The request
Report all lines holding "量程自由设定".

[Dataset entries]
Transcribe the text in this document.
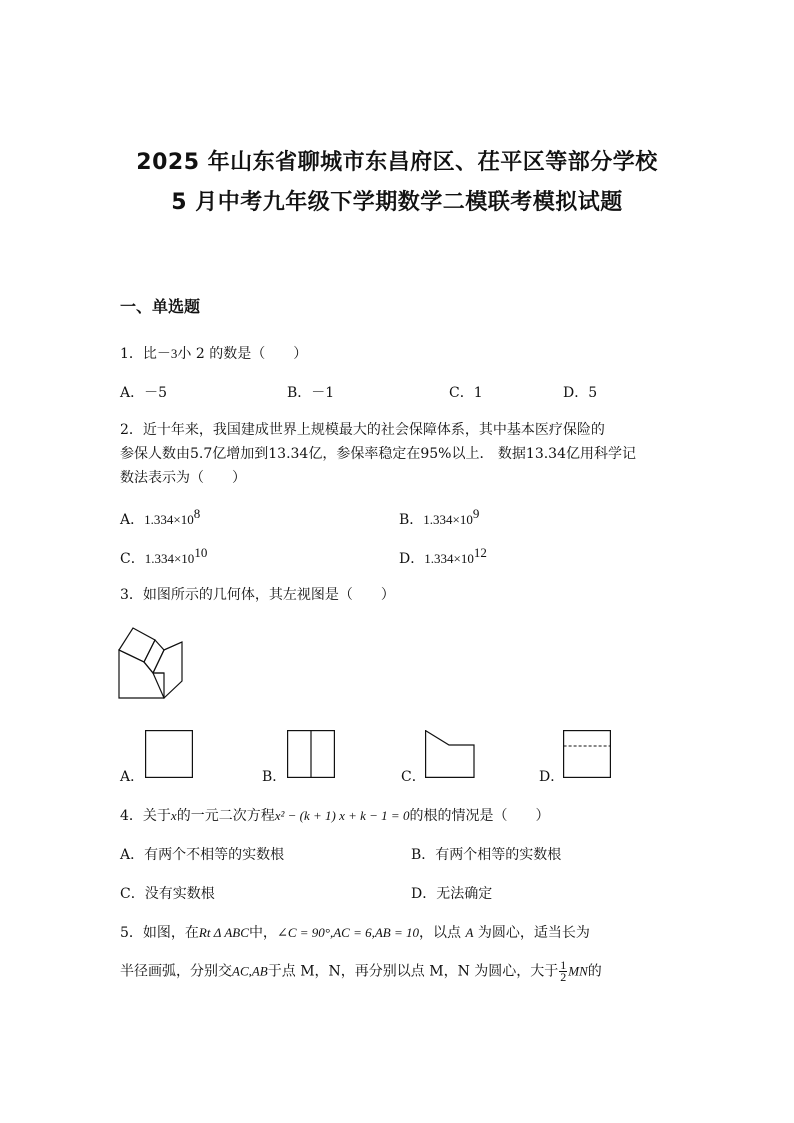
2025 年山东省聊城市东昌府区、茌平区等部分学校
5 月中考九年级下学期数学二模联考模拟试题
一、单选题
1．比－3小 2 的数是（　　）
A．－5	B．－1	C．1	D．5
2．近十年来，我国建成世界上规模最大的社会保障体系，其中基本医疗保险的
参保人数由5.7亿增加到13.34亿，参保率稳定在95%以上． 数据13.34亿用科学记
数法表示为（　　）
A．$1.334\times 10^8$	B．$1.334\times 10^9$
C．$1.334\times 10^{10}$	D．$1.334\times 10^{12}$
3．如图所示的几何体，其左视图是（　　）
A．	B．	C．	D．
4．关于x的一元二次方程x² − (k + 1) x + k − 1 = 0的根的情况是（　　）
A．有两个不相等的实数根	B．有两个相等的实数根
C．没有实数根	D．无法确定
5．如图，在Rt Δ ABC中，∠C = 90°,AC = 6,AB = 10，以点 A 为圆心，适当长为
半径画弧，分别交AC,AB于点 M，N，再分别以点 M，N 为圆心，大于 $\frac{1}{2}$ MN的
--
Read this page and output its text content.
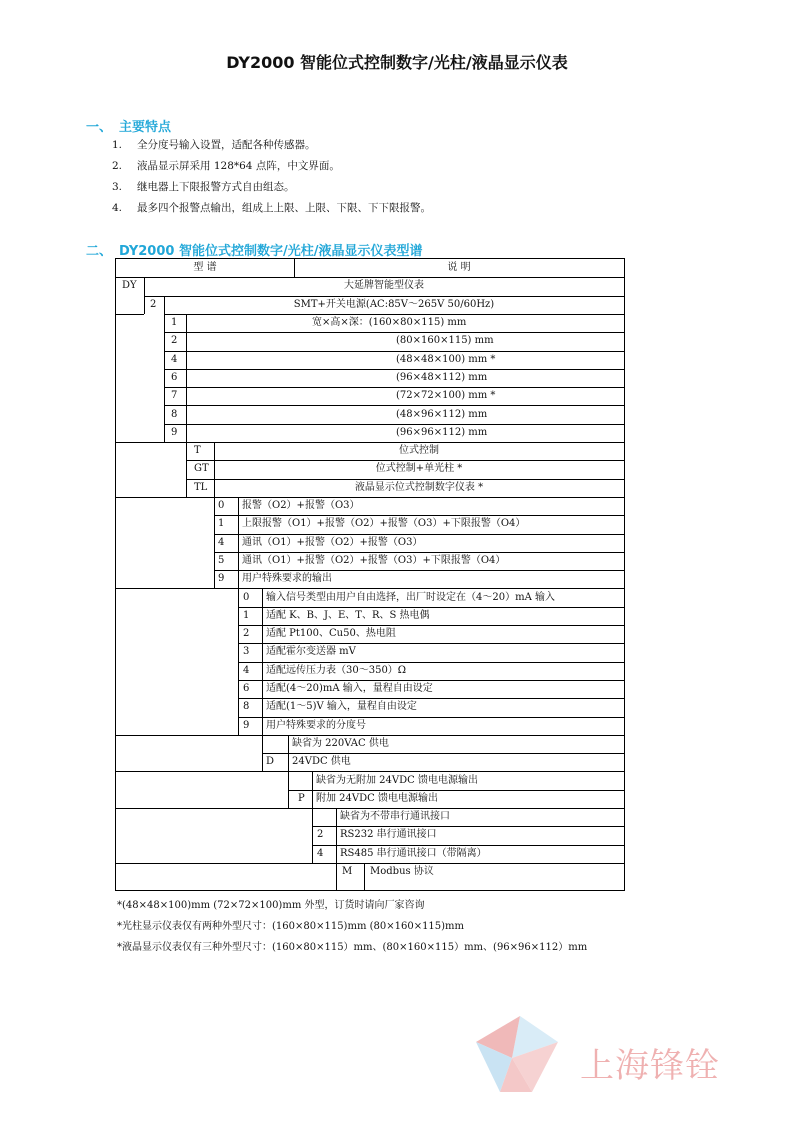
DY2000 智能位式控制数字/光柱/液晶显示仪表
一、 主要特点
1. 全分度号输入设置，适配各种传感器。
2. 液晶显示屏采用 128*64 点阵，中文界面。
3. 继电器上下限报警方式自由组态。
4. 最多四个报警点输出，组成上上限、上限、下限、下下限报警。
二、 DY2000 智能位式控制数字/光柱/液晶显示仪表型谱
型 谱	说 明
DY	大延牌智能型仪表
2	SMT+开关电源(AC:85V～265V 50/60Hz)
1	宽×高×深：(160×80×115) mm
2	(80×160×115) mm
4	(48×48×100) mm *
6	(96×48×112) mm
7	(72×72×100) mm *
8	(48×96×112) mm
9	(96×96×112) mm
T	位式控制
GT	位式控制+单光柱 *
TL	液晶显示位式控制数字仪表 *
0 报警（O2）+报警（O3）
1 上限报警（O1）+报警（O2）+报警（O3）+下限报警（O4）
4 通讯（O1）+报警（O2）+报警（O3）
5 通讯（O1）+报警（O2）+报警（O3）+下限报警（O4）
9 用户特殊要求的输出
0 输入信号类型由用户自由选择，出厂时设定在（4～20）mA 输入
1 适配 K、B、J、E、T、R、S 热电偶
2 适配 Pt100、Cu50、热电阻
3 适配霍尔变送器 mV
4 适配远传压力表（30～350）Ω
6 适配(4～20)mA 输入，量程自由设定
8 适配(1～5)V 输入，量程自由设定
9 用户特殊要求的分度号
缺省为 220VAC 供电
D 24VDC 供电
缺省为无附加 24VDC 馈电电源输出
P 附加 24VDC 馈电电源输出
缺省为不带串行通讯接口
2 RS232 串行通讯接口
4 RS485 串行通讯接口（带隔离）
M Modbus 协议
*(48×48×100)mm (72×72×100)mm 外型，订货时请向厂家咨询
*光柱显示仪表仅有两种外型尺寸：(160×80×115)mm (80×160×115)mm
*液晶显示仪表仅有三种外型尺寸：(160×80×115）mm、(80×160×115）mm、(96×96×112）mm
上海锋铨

Solution
6 适配(4～20)mA 输入，量程自由设定
8 适配(1～5)V 输入，量程自由设定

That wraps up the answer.